RECORD SET>
────────────────

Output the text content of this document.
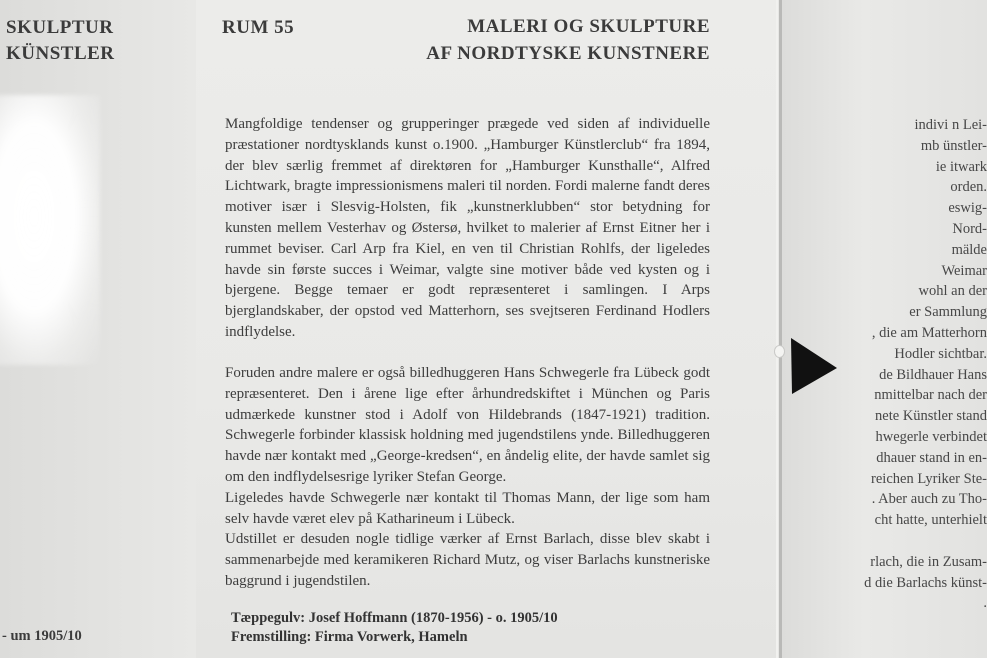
SKULPTUR
KÜNSTLER
indivi n Lei-
mb ünstler-
ie itwark
orden.
eswig-
Nord-
mälde
Weimar
wohl an der
er Sammlung
, die am Matterhorn
Hodler sichtbar.
de Bildhauer Hans
nmittelbar nach der
nete Künstler stand
hwegerle verbindet
dhauer stand in en-
reichen Lyriker Ste-
. Aber auch zu Tho-
cht hatte, unterhielt
rlach, die in Zusam-
d die Barlachs künst-
.
- um 1905/10
RUM 55	MALERI OG SKULPTURE
AF NORDTYSKE KUNSTNERE
Mangfoldige tendenser og grupperinger prægede ved siden af individuelle præstationer nordtysklands kunst o.1900. „Hamburger Künstlerclub“ fra 1894, der blev særlig fremmet af direktøren for „Hamburger Kunsthalle“, Alfred Lichtwark, bragte impressionismens maleri til norden. Fordi malerne fandt deres motiver især i Slesvig-Holsten, fik „kunstnerklubben“ stor betydning for kunsten mellem Vesterhav og Østersø, hvilket to malerier af Ernst Eitner her i rummet beviser. Carl Arp fra Kiel, en ven til Christian Rohlfs, der ligeledes havde sin første succes i Weimar, valgte sine motiver både ved kysten og i bjergene. Begge temaer er godt repræsenteret i samlingen. I Arps bjerglandskaber, der opstod ved Matterhorn, ses svejtseren Ferdinand Hodlers indflydelse.
Foruden andre malere er også billedhuggeren Hans Schwegerle fra Lübeck godt repræsenteret. Den i årene lige efter århundredskiftet i München og Paris udmærkede kunstner stod i Adolf von Hildebrands (1847-1921) tradition. Schwegerle forbinder klassisk holdning med jugendstilens ynde. Billedhuggeren havde nær kontakt med „George-kredsen“, en åndelig elite, der havde samlet sig om den indflydelsesrige lyriker Stefan George.
Ligeledes havde Schwegerle nær kontakt til Thomas Mann, der lige som ham selv havde været elev på Katharineum i Lübeck.
Udstillet er desuden nogle tidlige værker af Ernst Barlach, disse blev skabt i sammenarbejde med keramikeren Richard Mutz, og viser Barlachs kunstneriske baggrund i jugendstilen.
Tæppegulv: Josef Hoffmann (1870-1956) - o. 1905/10
Fremstilling: Firma Vorwerk, Hameln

────────────────

Copy out the whole listing exactly, and don't carry over any pictures.

EXERCISE ANSWER>
Output the text content of this document.
SKULPTUR
KÜNSTLER
indivi n Lei-
mb ünstler-
ie itwark
orden.
eswig-
Nord-
mälde
Weimar
wohl an der
er Sammlung
, die am Matterhorn
Hodler sichtbar.
de Bildhauer Hans
nmittelbar nach der
nete Künstler stand
hwegerle verbindet
dhauer stand in en-
reichen Lyriker Ste-
. Aber auch zu Tho-
cht hatte, unterhielt
rlach, die in Zusam-
d die Barlachs künst-
.
- um 1905/10
RUM 55	MALERI OG SKULPTURE
AF NORDTYSKE KUNSTNERE
Mangfoldige tendenser og grupperinger prægede ved siden af individuelle præstationer nordtysklands kunst o.1900. „Hamburger Künstlerclub“ fra 1894, der blev særlig fremmet af direktøren for „Hamburger Kunsthalle“, Alfred Lichtwark, bragte impressionismens maleri til norden. Fordi malerne fandt deres motiver især i Slesvig-Holsten, fik „kunstnerklubben“ stor betydning for kunsten mellem Vesterhav og Østersø, hvilket to malerier af Ernst Eitner her i rummet beviser. Carl Arp fra Kiel, en ven til Christian Rohlfs, der ligeledes havde sin første succes i Weimar, valgte sine motiver både ved kysten og i bjergene. Begge temaer er godt repræsenteret i samlingen. I Arps bjerglandskaber, der opstod ved Matterhorn, ses svejtseren Ferdinand Hodlers indflydelse.
Foruden andre malere er også billedhuggeren Hans Schwegerle fra Lübeck godt repræsenteret. Den i årene lige efter århundredskiftet i München og Paris udmærkede kunstner stod i Adolf von Hildebrands (1847-1921) tradition. Schwegerle forbinder klassisk holdning med jugendstilens ynde. Billedhuggeren havde nær kontakt med „George-kredsen“, en åndelig elite, der havde samlet sig om den indflydelsesrige lyriker Stefan George.
Ligeledes havde Schwegerle nær kontakt til Thomas Mann, der lige som ham selv havde været elev på Katharineum i Lübeck.
Udstillet er desuden nogle tidlige værker af Ernst Barlach, disse blev skabt i sammenarbejde med keramikeren Richard Mutz, og viser Barlachs kunstneriske baggrund i jugendstilen.
Tæppegulv: Josef Hoffmann (1870-1956) - o. 1905/10
Fremstilling: Firma Vorwerk, Hameln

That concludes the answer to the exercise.